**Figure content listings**
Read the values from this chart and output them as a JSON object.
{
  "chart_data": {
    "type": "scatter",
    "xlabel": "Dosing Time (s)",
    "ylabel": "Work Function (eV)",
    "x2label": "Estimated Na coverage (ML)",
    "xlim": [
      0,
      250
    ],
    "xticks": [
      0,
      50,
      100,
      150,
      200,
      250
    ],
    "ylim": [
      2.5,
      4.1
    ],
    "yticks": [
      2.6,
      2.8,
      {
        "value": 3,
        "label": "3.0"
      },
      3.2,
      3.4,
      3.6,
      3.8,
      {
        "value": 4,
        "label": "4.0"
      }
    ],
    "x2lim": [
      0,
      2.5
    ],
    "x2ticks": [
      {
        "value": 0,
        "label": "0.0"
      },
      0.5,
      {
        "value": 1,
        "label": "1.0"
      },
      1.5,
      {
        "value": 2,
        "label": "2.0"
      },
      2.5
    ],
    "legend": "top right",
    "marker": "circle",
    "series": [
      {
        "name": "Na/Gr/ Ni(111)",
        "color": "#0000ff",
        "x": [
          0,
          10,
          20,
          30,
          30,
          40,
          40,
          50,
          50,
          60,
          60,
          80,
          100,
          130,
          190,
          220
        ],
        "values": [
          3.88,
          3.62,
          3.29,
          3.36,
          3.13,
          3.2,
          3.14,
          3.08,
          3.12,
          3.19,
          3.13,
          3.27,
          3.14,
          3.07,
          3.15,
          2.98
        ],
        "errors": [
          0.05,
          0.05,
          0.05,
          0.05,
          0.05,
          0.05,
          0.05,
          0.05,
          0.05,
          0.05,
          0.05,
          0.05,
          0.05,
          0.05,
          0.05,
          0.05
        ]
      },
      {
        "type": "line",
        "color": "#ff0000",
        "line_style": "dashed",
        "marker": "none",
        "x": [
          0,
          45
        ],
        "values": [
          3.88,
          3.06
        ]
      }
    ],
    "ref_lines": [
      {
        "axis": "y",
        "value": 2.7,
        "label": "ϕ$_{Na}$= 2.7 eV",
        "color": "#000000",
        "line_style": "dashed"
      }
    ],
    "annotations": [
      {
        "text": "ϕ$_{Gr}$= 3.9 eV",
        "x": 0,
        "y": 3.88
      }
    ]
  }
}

**Task**
Write out every record verbatim.

**Result below**
Read the values from this chart and output them as a JSON object.
{
  "chart_data": {
    "type": "scatter",
    "xlabel": "Dosing Time (s)",
    "ylabel": "Work Function (eV)",
    "x2label": "Estimated Na coverage (ML)",
    "xlim": [
      0,
      250
    ],
    "xticks": [
      0,
      50,
      100,
      150,
      200,
      250
    ],
    "ylim": [
      2.5,
      4.1
    ],
    "yticks": [
      2.6,
      2.8,
      {
        "value": 3,
        "label": "3.0"
      },
      3.2,
      3.4,
      3.6,
      3.8,
      {
        "value": 4,
        "label": "4.0"
      }
    ],
    "x2lim": [
      0,
      2.5
    ],
    "x2ticks": [
      {
        "value": 0,
        "label": "0.0"
      },
      0.5,
      {
        "value": 1,
        "label": "1.0"
      },
      1.5,
      {
        "value": 2,
        "label": "2.0"
      },
      2.5
    ],
    "legend": "top right",
    "marker": "circle",
    "series": [
      {
        "name": "Na/Gr/ Ni(111)",
        "color": "#0000ff",
        "x": [
          0,
          10,
          20,
          30,
          30,
          40,
          40,
          50,
          50,
          60,
          60,
          80,
          100,
          130,
          190,
          220
        ],
        "values": [
          3.88,
          3.62,
          3.29,
          3.36,
          3.13,
          3.2,
          3.14,
          3.08,
          3.12,
          3.19,
          3.13,
          3.27,
          3.14,
          3.07,
          3.15,
          2.98
        ],
        "errors": [
          0.05,
          0.05,
          0.05,
          0.05,
          0.05,
          0.05,
          0.05,
          0.05,
          0.05,
          0.05,
          0.05,
          0.05,
          0.05,
          0.05,
          0.05,
          0.05
        ]
      },
      {
        "type": "line",
        "color": "#ff0000",
        "line_style": "dashed",
        "marker": "none",
        "x": [
          0,
          45
        ],
        "values": [
          3.88,
          3.06
        ]
      }
    ],
    "ref_lines": [
      {
        "axis": "y",
        "value": 2.7,
        "label": "ϕ$_{Na}$= 2.7 eV",
        "color": "#000000",
        "line_style": "dashed"
      }
    ],
    "annotations": [
      {
        "text": "ϕ$_{Gr}$= 3.9 eV",
        "x": 0,
        "y": 3.88
      }
    ]
  }
}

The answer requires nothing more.